Task directions:
Tally up the lines that include "level" and state that number by itself.

Record set:
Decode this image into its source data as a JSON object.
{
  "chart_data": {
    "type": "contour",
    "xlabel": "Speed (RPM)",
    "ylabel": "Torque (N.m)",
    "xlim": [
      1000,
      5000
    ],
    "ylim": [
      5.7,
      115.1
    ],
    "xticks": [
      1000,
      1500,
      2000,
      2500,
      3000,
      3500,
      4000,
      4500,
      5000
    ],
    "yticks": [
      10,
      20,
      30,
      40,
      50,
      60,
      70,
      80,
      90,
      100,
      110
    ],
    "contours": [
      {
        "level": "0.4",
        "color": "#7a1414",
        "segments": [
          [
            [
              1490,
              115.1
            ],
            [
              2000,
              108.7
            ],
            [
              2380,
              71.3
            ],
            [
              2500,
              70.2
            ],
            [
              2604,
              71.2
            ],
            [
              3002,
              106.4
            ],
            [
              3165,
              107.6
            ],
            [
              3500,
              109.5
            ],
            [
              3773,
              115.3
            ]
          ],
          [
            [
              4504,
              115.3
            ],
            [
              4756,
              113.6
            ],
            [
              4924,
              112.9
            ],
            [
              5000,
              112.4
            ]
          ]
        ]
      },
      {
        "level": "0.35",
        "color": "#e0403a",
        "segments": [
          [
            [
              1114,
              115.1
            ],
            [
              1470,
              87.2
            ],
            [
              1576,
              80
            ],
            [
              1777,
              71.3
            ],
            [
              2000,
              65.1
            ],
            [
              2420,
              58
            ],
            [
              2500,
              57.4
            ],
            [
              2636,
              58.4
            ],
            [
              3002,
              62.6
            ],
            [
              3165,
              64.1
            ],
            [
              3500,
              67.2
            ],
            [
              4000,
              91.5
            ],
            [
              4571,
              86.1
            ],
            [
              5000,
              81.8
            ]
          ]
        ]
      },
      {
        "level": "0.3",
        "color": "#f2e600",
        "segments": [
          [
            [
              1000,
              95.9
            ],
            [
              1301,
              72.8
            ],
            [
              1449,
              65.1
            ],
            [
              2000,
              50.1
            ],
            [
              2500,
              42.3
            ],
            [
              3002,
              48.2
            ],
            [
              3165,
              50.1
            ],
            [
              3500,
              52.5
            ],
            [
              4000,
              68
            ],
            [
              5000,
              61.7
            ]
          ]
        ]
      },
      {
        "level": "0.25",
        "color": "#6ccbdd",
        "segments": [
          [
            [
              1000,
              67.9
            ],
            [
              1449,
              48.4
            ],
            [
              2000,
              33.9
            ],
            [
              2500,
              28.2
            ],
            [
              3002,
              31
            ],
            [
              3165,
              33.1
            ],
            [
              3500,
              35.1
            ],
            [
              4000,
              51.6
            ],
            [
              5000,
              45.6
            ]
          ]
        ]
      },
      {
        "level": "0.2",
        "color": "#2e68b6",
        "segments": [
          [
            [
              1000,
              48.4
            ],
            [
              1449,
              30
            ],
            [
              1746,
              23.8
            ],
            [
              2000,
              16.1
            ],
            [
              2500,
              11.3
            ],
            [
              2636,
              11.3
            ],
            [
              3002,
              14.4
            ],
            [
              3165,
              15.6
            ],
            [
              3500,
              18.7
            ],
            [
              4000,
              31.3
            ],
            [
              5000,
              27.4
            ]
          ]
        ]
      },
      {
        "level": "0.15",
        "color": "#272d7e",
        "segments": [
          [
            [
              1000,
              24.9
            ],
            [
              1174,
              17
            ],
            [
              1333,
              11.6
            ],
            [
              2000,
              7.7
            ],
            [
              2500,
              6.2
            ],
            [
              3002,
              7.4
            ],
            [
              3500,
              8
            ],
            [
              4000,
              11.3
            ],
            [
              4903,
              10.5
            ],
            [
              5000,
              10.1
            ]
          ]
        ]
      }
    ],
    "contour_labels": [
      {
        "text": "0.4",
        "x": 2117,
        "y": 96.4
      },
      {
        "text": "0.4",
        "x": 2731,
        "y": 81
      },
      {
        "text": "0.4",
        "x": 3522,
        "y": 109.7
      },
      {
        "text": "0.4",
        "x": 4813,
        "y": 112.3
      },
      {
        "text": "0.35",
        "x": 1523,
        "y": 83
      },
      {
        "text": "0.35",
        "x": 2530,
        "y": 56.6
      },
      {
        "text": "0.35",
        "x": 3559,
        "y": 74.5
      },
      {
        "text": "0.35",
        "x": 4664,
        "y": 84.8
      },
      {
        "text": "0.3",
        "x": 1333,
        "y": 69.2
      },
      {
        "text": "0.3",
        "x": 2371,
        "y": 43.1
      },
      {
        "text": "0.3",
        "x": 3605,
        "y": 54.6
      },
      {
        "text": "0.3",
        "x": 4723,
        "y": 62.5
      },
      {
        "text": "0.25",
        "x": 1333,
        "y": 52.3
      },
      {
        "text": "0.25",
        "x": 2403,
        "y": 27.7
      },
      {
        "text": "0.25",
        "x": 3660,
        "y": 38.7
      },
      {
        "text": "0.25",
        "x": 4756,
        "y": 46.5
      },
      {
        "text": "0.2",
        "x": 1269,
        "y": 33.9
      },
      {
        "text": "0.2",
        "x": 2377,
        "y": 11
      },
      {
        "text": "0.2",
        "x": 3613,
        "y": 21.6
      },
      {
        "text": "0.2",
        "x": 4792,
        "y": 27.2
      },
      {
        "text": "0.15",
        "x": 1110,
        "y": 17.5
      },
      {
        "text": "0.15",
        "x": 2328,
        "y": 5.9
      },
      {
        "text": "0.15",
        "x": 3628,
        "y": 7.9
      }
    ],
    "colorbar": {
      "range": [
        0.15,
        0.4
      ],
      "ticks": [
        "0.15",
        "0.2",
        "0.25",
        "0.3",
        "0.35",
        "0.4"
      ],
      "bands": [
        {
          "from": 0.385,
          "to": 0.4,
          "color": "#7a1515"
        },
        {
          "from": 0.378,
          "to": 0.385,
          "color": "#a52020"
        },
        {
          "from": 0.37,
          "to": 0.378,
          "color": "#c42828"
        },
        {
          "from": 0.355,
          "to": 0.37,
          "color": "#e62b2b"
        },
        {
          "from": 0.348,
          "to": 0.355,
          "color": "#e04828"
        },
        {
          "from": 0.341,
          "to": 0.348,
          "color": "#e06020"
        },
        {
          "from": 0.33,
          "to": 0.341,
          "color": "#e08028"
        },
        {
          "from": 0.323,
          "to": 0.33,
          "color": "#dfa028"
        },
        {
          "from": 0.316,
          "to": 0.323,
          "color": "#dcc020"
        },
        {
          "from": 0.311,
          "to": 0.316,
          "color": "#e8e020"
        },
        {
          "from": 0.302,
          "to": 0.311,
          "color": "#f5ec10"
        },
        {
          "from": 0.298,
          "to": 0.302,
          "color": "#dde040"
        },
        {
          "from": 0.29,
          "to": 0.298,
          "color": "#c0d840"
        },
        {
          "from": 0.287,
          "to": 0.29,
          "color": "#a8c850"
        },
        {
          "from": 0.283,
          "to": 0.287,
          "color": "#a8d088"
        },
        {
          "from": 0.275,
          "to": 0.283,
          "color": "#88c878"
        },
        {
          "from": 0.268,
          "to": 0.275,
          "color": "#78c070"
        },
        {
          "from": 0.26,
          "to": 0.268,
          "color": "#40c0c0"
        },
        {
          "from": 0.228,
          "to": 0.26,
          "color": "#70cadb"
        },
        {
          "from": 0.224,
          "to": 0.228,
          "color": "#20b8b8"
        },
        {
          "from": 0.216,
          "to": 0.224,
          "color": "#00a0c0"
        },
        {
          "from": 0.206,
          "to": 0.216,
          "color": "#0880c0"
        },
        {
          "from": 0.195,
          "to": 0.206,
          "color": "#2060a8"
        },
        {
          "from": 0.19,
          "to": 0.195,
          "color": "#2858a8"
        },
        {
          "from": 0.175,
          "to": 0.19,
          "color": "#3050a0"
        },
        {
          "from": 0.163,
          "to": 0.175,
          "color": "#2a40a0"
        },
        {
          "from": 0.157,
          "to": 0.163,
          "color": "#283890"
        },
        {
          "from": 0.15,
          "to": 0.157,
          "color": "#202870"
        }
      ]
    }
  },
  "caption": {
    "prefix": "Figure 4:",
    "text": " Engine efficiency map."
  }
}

Answer to the task:
6